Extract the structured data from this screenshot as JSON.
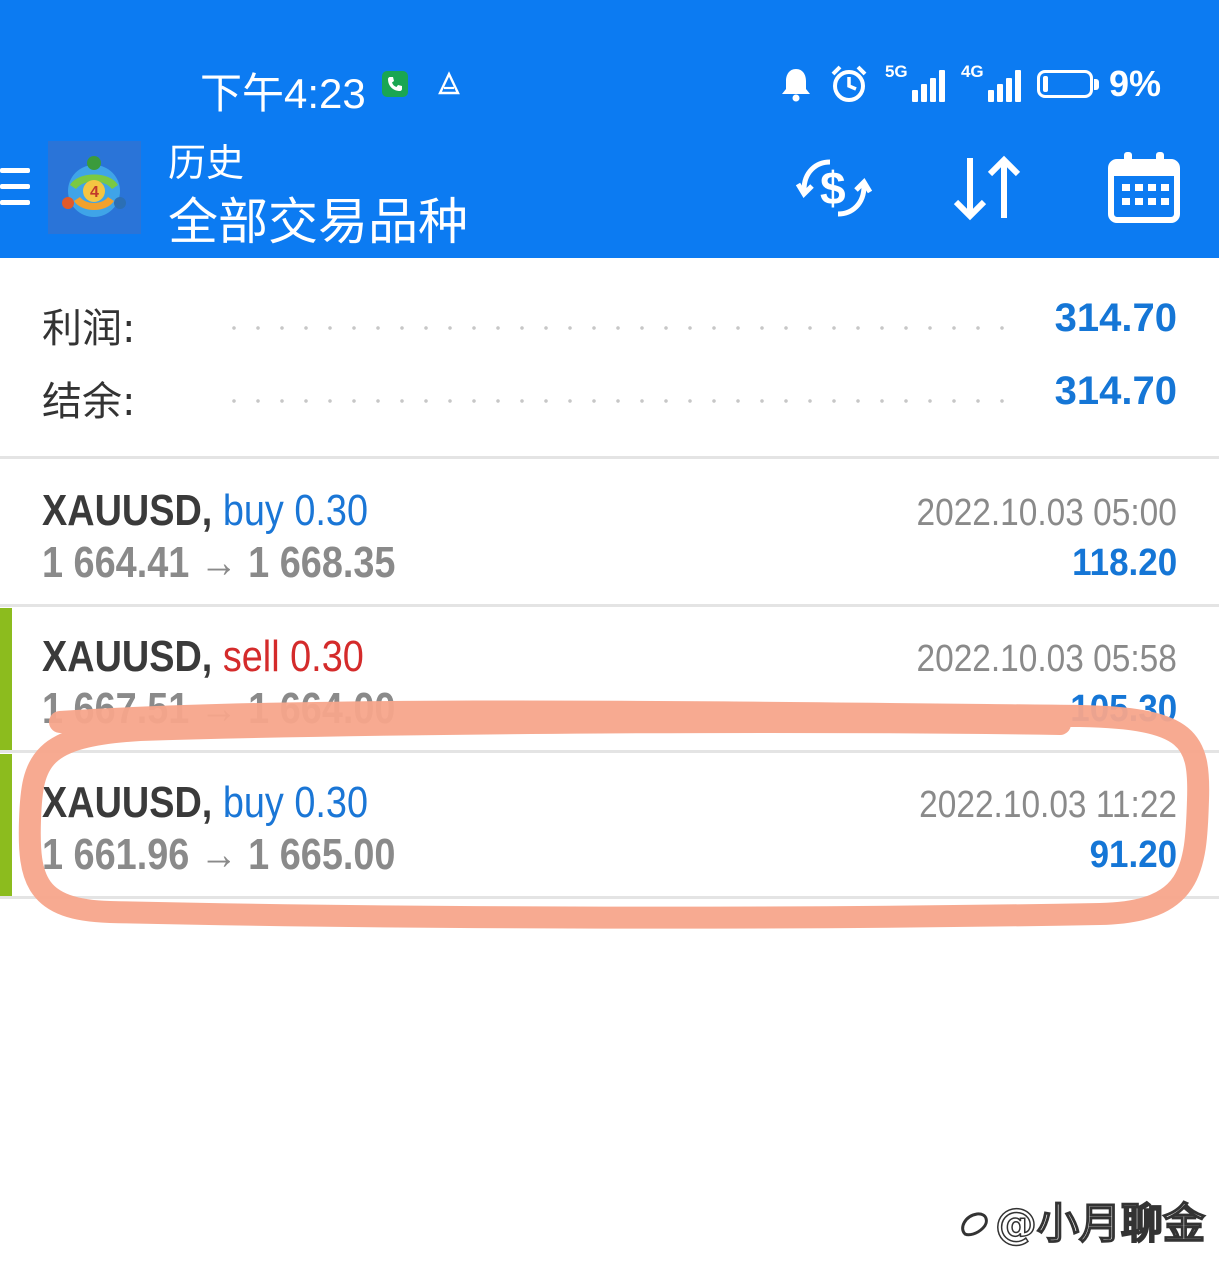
{
  "status_bar": {
    "time": "下午4:23",
    "network_1": "5G",
    "network_2": "4G",
    "battery": "9%"
  },
  "app_bar": {
    "subtitle": "历史",
    "title": "全部交易品种",
    "icons": [
      "menu-icon",
      "mt4-logo",
      "currency-exchange-icon",
      "sort-icon",
      "calendar-icon"
    ]
  },
  "summary": {
    "profit_label": "利润:",
    "profit_value": "314.70",
    "balance_label": "结余:",
    "balance_value": "314.70"
  },
  "trades": [
    {
      "symbol": "XAUUSD,",
      "side": "buy",
      "volume": "0.30",
      "open_price": "1 664.41",
      "close_price": "1 668.35",
      "time": "2022.10.03 05:00",
      "profit": "118.20"
    },
    {
      "symbol": "XAUUSD,",
      "side": "sell",
      "volume": "0.30",
      "open_price": "1 667.51",
      "close_price": "1 664.00",
      "time": "2022.10.03 05:58",
      "profit": "105.30"
    },
    {
      "symbol": "XAUUSD,",
      "side": "buy",
      "volume": "0.30",
      "open_price": "1 661.96",
      "close_price": "1 665.00",
      "time": "2022.10.03 11:22",
      "profit": "91.20"
    }
  ],
  "arrow": "→",
  "watermark": "@小月聊金",
  "colors": {
    "header": "#0c7bf2",
    "buy": "#1a76d6",
    "sell": "#d42b2b",
    "profit": "#1576d6",
    "accent": "#8cbc1e",
    "annotation": "#f7a58b"
  }
}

Exercise aim -
Write out each entry exactly as given, omitting any picture.

Response -
Extract the structured data from this screenshot as JSON.
{
  "status_bar": {
    "time": "下午4:23",
    "network_1": "5G",
    "network_2": "4G",
    "battery": "9%"
  },
  "app_bar": {
    "subtitle": "历史",
    "title": "全部交易品种",
    "icons": [
      "menu-icon",
      "mt4-logo",
      "currency-exchange-icon",
      "sort-icon",
      "calendar-icon"
    ]
  },
  "summary": {
    "profit_label": "利润:",
    "profit_value": "314.70",
    "balance_label": "结余:",
    "balance_value": "314.70"
  },
  "trades": [
    {
      "symbol": "XAUUSD,",
      "side": "buy",
      "volume": "0.30",
      "open_price": "1 664.41",
      "close_price": "1 668.35",
      "time": "2022.10.03 05:00",
      "profit": "118.20"
    },
    {
      "symbol": "XAUUSD,",
      "side": "sell",
      "volume": "0.30",
      "open_price": "1 667.51",
      "close_price": "1 664.00",
      "time": "2022.10.03 05:58",
      "profit": "105.30"
    },
    {
      "symbol": "XAUUSD,",
      "side": "buy",
      "volume": "0.30",
      "open_price": "1 661.96",
      "close_price": "1 665.00",
      "time": "2022.10.03 11:22",
      "profit": "91.20"
    }
  ],
  "arrow": "→",
  "watermark": "@小月聊金",
  "colors": {
    "header": "#0c7bf2",
    "buy": "#1a76d6",
    "sell": "#d42b2b",
    "profit": "#1576d6",
    "accent": "#8cbc1e",
    "annotation": "#f7a58b"
  }
}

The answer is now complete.